Items from a figure collection:
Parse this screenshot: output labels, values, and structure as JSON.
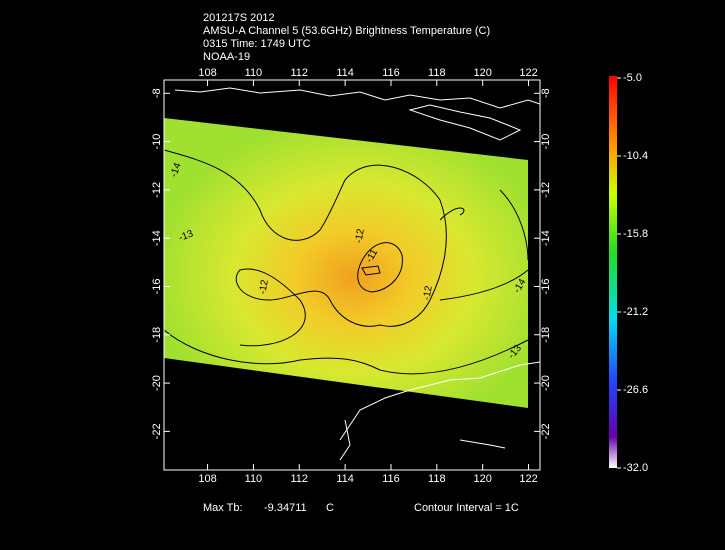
{
  "header": {
    "lines": [
      "201217S 2012",
      "AMSU-A Channel 5 (53.6GHz) Brightness Temperature (C)",
      "0315 Time: 1749 UTC",
      "NOAA-19"
    ]
  },
  "map": {
    "xlim": [
      106.1,
      122.5
    ],
    "ylim": [
      -7.45,
      -23.6
    ],
    "xticks": [
      108,
      110,
      112,
      114,
      116,
      118,
      120,
      122
    ],
    "yticks": [
      -8,
      -10,
      -12,
      -14,
      -16,
      -18,
      -20,
      -22
    ],
    "contour_labels": [
      "-14",
      "-13",
      "-12",
      "-12",
      "-12",
      "-11",
      "-14",
      "-13"
    ]
  },
  "colorbar": {
    "lim": [
      -32,
      -5
    ],
    "ticks": [
      {
        "value": -5,
        "label": "-5.0"
      },
      {
        "value": -10.4,
        "label": "-10.4"
      },
      {
        "value": -15.8,
        "label": "-15.8"
      },
      {
        "value": -21.2,
        "label": "-21.2"
      },
      {
        "value": -26.6,
        "label": "-26.6"
      },
      {
        "value": -32,
        "label": "-32.0"
      }
    ]
  },
  "footer": {
    "max_label": "Max Tb:",
    "max_value": -9.34711,
    "max_unit": "C",
    "contour_interval": "Contour Interval = 1C"
  }
}
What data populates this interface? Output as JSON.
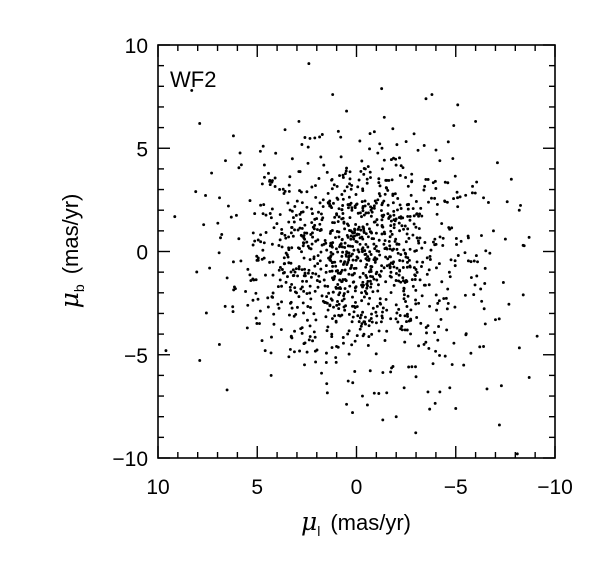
{
  "chart_data": {
    "type": "scatter",
    "title": "",
    "panel_label": "WF2",
    "xlabel": {
      "symbol": "μ",
      "subscript": "l",
      "unit": "(mas/yr)"
    },
    "ylabel": {
      "symbol": "μ",
      "subscript": "b",
      "unit": "(mas/yr)"
    },
    "xlim": [
      10,
      -10
    ],
    "ylim": [
      -10,
      10
    ],
    "x_reversed": true,
    "xticks": [
      10,
      5,
      0,
      -5,
      -10
    ],
    "xtick_labels": [
      "10",
      "5",
      "0",
      "−5",
      "−10"
    ],
    "yticks": [
      10,
      5,
      0,
      -5,
      -10
    ],
    "ytick_labels": [
      "10",
      "5",
      "0",
      "−5",
      "−10"
    ],
    "x_minor_step": 1,
    "y_minor_step": 1,
    "grid": false,
    "legend": "none",
    "marker_color": "#000000",
    "approximate_point_count": 1200,
    "series": [
      {
        "outlier_points": [
          [
            8.3,
            7.8
          ],
          [
            7.9,
            6.2
          ],
          [
            2.4,
            9.1
          ],
          [
            1.2,
            7.6
          ],
          [
            9.6,
            -4.8
          ],
          [
            -3.8,
            7.6
          ],
          [
            -3.5,
            7.4
          ],
          [
            -5.1,
            7.1
          ],
          [
            -7.1,
            4.3
          ],
          [
            -7.8,
            3.5
          ],
          [
            -8.2,
            2.0
          ],
          [
            -8.4,
            -2.1
          ],
          [
            -9.1,
            -4.1
          ],
          [
            -8.7,
            -6.1
          ],
          [
            -7.3,
            -6.5
          ],
          [
            -7.2,
            -8.4
          ],
          [
            -8.1,
            -9.8
          ],
          [
            -5.0,
            -7.6
          ],
          [
            -4.7,
            -6.6
          ],
          [
            -4.2,
            -6.8
          ],
          [
            0.5,
            -7.4
          ],
          [
            0.2,
            -7.8
          ],
          [
            -0.3,
            -7.0
          ],
          [
            -2.0,
            -8.0
          ],
          [
            -3.6,
            -6.8
          ],
          [
            6.2,
            5.6
          ],
          [
            5.8,
            4.2
          ],
          [
            6.6,
            4.4
          ],
          [
            7.3,
            3.8
          ],
          [
            4.7,
            5.1
          ],
          [
            2.9,
            6.3
          ],
          [
            0.5,
            6.8
          ],
          [
            -1.4,
            6.5
          ],
          [
            -2.9,
            5.7
          ],
          [
            -4.9,
            6.1
          ],
          [
            -6.0,
            6.3
          ],
          [
            -6.4,
            2.6
          ],
          [
            -6.9,
            1.0
          ],
          [
            -7.5,
            0.6
          ],
          [
            -7.4,
            -1.5
          ],
          [
            -7.0,
            -3.3
          ],
          [
            -6.4,
            -4.6
          ],
          [
            -5.4,
            -5.5
          ],
          [
            -2.4,
            -6.6
          ],
          [
            1.5,
            -6.4
          ],
          [
            4.3,
            -6.0
          ],
          [
            4.6,
            -4.8
          ],
          [
            5.5,
            -3.7
          ],
          [
            6.1,
            -1.8
          ],
          [
            7.4,
            -0.8
          ],
          [
            7.7,
            1.3
          ],
          [
            8.1,
            2.9
          ],
          [
            6.9,
            2.6
          ],
          [
            6.2,
            -0.5
          ],
          [
            5.2,
            0.9
          ],
          [
            3.6,
            5.9
          ],
          [
            2.1,
            5.5
          ],
          [
            -0.9,
            5.8
          ],
          [
            -3.1,
            4.9
          ],
          [
            -4.2,
            4.4
          ]
        ],
        "cluster": {
          "center": [
            0.0,
            -0.3
          ],
          "sigma": [
            2.9,
            2.5
          ],
          "count": 1140
        }
      }
    ]
  }
}
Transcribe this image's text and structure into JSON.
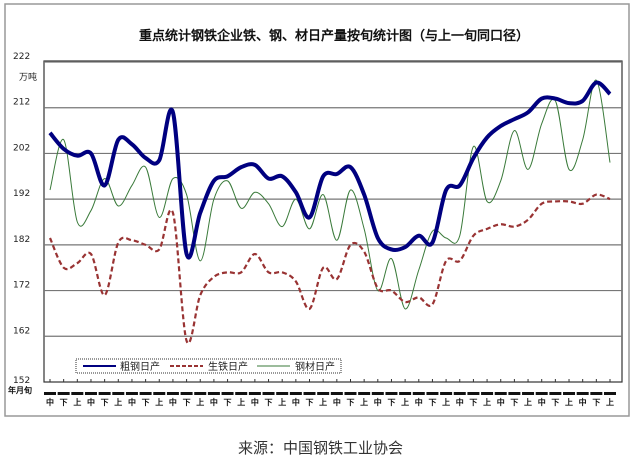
{
  "chart_data": {
    "type": "line",
    "title": "重点统计钢铁企业铁、钢、材日产量按旬统计图（与上一旬同口径）",
    "ylabel": "万吨",
    "xlabel": "年月旬",
    "ylim": [
      152,
      222
    ],
    "yticks": [
      222,
      212,
      202,
      192,
      182,
      172,
      162,
      152
    ],
    "grid": true,
    "legend_position": "bottom-left",
    "x_tenday_labels": [
      "中",
      "下",
      "上",
      "中",
      "下",
      "上",
      "中",
      "下",
      "上",
      "中",
      "下",
      "上",
      "中",
      "下",
      "上",
      "中",
      "下",
      "上",
      "中",
      "下",
      "上",
      "中",
      "下",
      "上",
      "中",
      "下",
      "上",
      "中",
      "下",
      "上",
      "中",
      "下",
      "上",
      "中",
      "下",
      "上",
      "中",
      "下",
      "上",
      "中",
      "下",
      "上"
    ],
    "series": [
      {
        "name": "粗钢日产",
        "color": "#000080",
        "style": "solid-thick",
        "values": [
          206.5,
          203,
          201.5,
          202,
          195,
          205,
          204,
          201,
          200.5,
          211,
          180,
          189,
          196,
          197,
          199,
          199.5,
          196.5,
          197,
          193.5,
          188,
          197,
          197.5,
          199,
          193,
          183.5,
          181,
          181.5,
          184,
          182.5,
          194,
          195,
          201,
          205.5,
          208,
          209.5,
          211,
          214,
          214,
          213,
          213.5,
          217.5,
          215
        ]
      },
      {
        "name": "生铁日产",
        "color": "#993333",
        "style": "dashed",
        "values": [
          183.5,
          177,
          178,
          180,
          171,
          182.5,
          183,
          182,
          181,
          189,
          161,
          171,
          175,
          176,
          176,
          180,
          176,
          176,
          174,
          168,
          177,
          174.5,
          182,
          180.5,
          172.5,
          172,
          169.5,
          170.5,
          169,
          178.5,
          178.5,
          184,
          185.5,
          186.5,
          186,
          187.5,
          191,
          191.5,
          191.5,
          191,
          193,
          192
        ]
      },
      {
        "name": "钢材日产",
        "color": "#3a7a3a",
        "style": "solid-thin",
        "values": [
          194,
          205,
          187,
          189.5,
          196.5,
          190.5,
          195,
          199,
          188,
          196.5,
          193,
          178.5,
          192,
          196,
          190,
          193.5,
          191,
          186,
          192,
          185.5,
          193,
          183,
          194,
          185.5,
          172,
          179,
          168,
          176.5,
          185,
          183.5,
          184,
          203.5,
          191.5,
          196,
          207,
          198.5,
          208.5,
          213.5,
          198.5,
          205,
          218,
          200
        ]
      }
    ]
  },
  "caption": "来源：中国钢铁工业协会"
}
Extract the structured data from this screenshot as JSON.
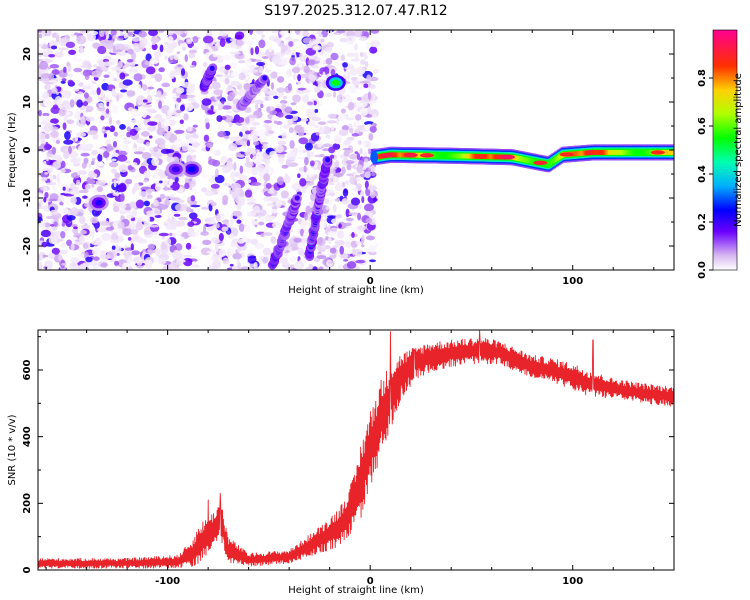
{
  "title": "S197.2025.312.07.47.R12",
  "chart_data": [
    {
      "type": "heatmap",
      "xlabel": "Height of straight line (km)",
      "ylabel": "Frequency (Hz)",
      "xlim": [
        -164,
        150
      ],
      "ylim": [
        -25,
        25
      ],
      "xticks": [
        -100,
        0,
        100
      ],
      "yticks": [
        -20,
        -10,
        0,
        10,
        20
      ],
      "colorbar": {
        "label": "Normalized spectral amplitude",
        "range": [
          0,
          1
        ],
        "ticks": [
          0.0,
          0.2,
          0.4,
          0.6,
          0.8
        ],
        "tick_labels": [
          "0.0",
          "0.2",
          "0.4",
          "0.6",
          "0.8"
        ]
      },
      "gap_x": [
        -86,
        -82
      ],
      "features": [
        {
          "kind": "band",
          "x_start": 2,
          "x_end": 150,
          "freq_points": [
            [
              2,
              -1.5
            ],
            [
              10,
              -1
            ],
            [
              40,
              -1.2
            ],
            [
              70,
              -1.5
            ],
            [
              82,
              -2.5
            ],
            [
              88,
              -3
            ],
            [
              95,
              -1
            ],
            [
              110,
              -0.5
            ],
            [
              150,
              -0.5
            ]
          ],
          "peak": 0.95
        },
        {
          "kind": "streak",
          "points": [
            [
              -48,
              -24
            ],
            [
              -40,
              -15
            ],
            [
              -36,
              -10
            ]
          ],
          "peak": 0.3
        },
        {
          "kind": "streak",
          "points": [
            [
              -30,
              -22
            ],
            [
              -25,
              -10
            ],
            [
              -21,
              -2
            ]
          ],
          "peak": 0.3
        },
        {
          "kind": "streak",
          "points": [
            [
              -82,
              13
            ],
            [
              -78,
              17
            ]
          ],
          "peak": 0.35
        },
        {
          "kind": "streak",
          "points": [
            [
              -64,
              9
            ],
            [
              -52,
              15
            ]
          ],
          "peak": 0.25
        },
        {
          "kind": "blob",
          "x": -17,
          "y": 14,
          "peak": 0.55
        },
        {
          "kind": "blob",
          "x": -134,
          "y": -11,
          "peak": 0.22
        },
        {
          "kind": "blob",
          "x": -88,
          "y": -4,
          "peak": 0.25
        },
        {
          "kind": "blob",
          "x": -96,
          "y": -4,
          "peak": 0.2
        }
      ]
    },
    {
      "type": "line",
      "xlabel": "Height of straight line (km)",
      "ylabel": "SNR (10 * v/v)",
      "xlim": [
        -164,
        150
      ],
      "ylim": [
        0,
        720
      ],
      "xticks": [
        -100,
        0,
        100
      ],
      "yticks": [
        0,
        200,
        400,
        600
      ],
      "color": "#e8232a",
      "envelope": [
        [
          -164,
          20,
          15
        ],
        [
          -120,
          20,
          15
        ],
        [
          -95,
          25,
          20
        ],
        [
          -88,
          50,
          40
        ],
        [
          -84,
          80,
          60
        ],
        [
          -78,
          120,
          50
        ],
        [
          -74,
          150,
          60
        ],
        [
          -70,
          60,
          40
        ],
        [
          -60,
          30,
          20
        ],
        [
          -40,
          40,
          20
        ],
        [
          -25,
          90,
          40
        ],
        [
          -15,
          130,
          60
        ],
        [
          -8,
          200,
          80
        ],
        [
          -4,
          280,
          120
        ],
        [
          0,
          360,
          120
        ],
        [
          5,
          450,
          120
        ],
        [
          10,
          520,
          100
        ],
        [
          15,
          580,
          70
        ],
        [
          22,
          620,
          50
        ],
        [
          30,
          640,
          45
        ],
        [
          40,
          650,
          40
        ],
        [
          55,
          660,
          40
        ],
        [
          65,
          650,
          35
        ],
        [
          80,
          610,
          35
        ],
        [
          90,
          600,
          35
        ],
        [
          100,
          580,
          40
        ],
        [
          108,
          560,
          40
        ],
        [
          120,
          545,
          30
        ],
        [
          135,
          530,
          30
        ],
        [
          150,
          520,
          30
        ]
      ],
      "spikes": [
        [
          -80,
          210
        ],
        [
          -74,
          230
        ],
        [
          -73,
          180
        ],
        [
          10,
          715
        ],
        [
          22,
          660
        ],
        [
          54,
          720
        ],
        [
          110,
          690
        ]
      ]
    }
  ]
}
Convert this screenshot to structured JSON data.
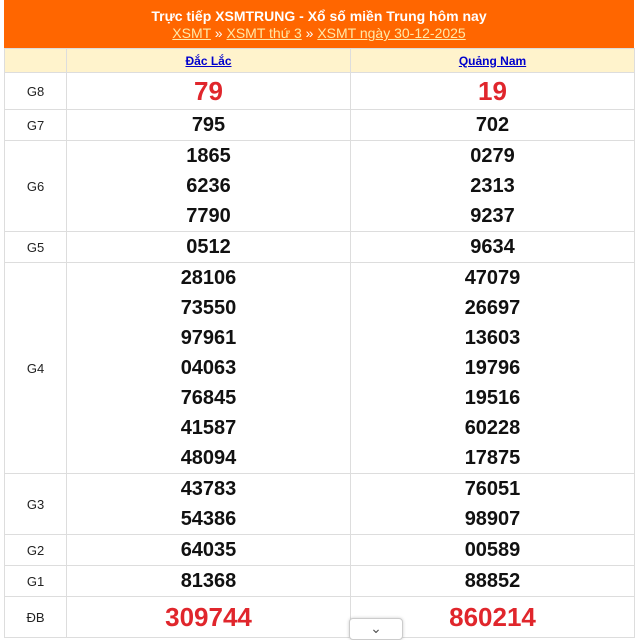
{
  "header": {
    "title": "Trực tiếp XSMTRUNG - Xổ số miền Trung hôm nay",
    "breadcrumb": [
      "XSMT",
      "XSMT thứ 3",
      "XSMT ngày 30-12-2025"
    ],
    "sep": " » "
  },
  "provinces": [
    "Đắc Lắc",
    "Quảng Nam"
  ],
  "prizes": [
    {
      "label": "G8",
      "red": true,
      "values": [
        [
          "79"
        ],
        [
          "19"
        ]
      ]
    },
    {
      "label": "G7",
      "values": [
        [
          "795"
        ],
        [
          "702"
        ]
      ]
    },
    {
      "label": "G6",
      "values": [
        [
          "1865",
          "6236",
          "7790"
        ],
        [
          "0279",
          "2313",
          "9237"
        ]
      ]
    },
    {
      "label": "G5",
      "values": [
        [
          "0512"
        ],
        [
          "9634"
        ]
      ]
    },
    {
      "label": "G4",
      "values": [
        [
          "28106",
          "73550",
          "97961",
          "04063",
          "76845",
          "41587",
          "48094"
        ],
        [
          "47079",
          "26697",
          "13603",
          "19796",
          "19516",
          "60228",
          "17875"
        ]
      ]
    },
    {
      "label": "G3",
      "values": [
        [
          "43783",
          "54386"
        ],
        [
          "76051",
          "98907"
        ]
      ]
    },
    {
      "label": "G2",
      "values": [
        [
          "64035"
        ],
        [
          "00589"
        ]
      ]
    },
    {
      "label": "G1",
      "values": [
        [
          "81368"
        ],
        [
          "88852"
        ]
      ]
    },
    {
      "label": "ĐB",
      "red": true,
      "values": [
        [
          "309744"
        ],
        [
          "860214"
        ]
      ]
    }
  ],
  "close_icon": "chevron-down-icon",
  "colors": {
    "header": "#ff6600",
    "red": "#e0262c",
    "link": "#0000cc"
  }
}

_Short task_: Search the entries for the word "true", then gather every line that has it.

_Task result_:
    "x_reversed": true,
    "grid": true,
      "red": true,
      "red": true,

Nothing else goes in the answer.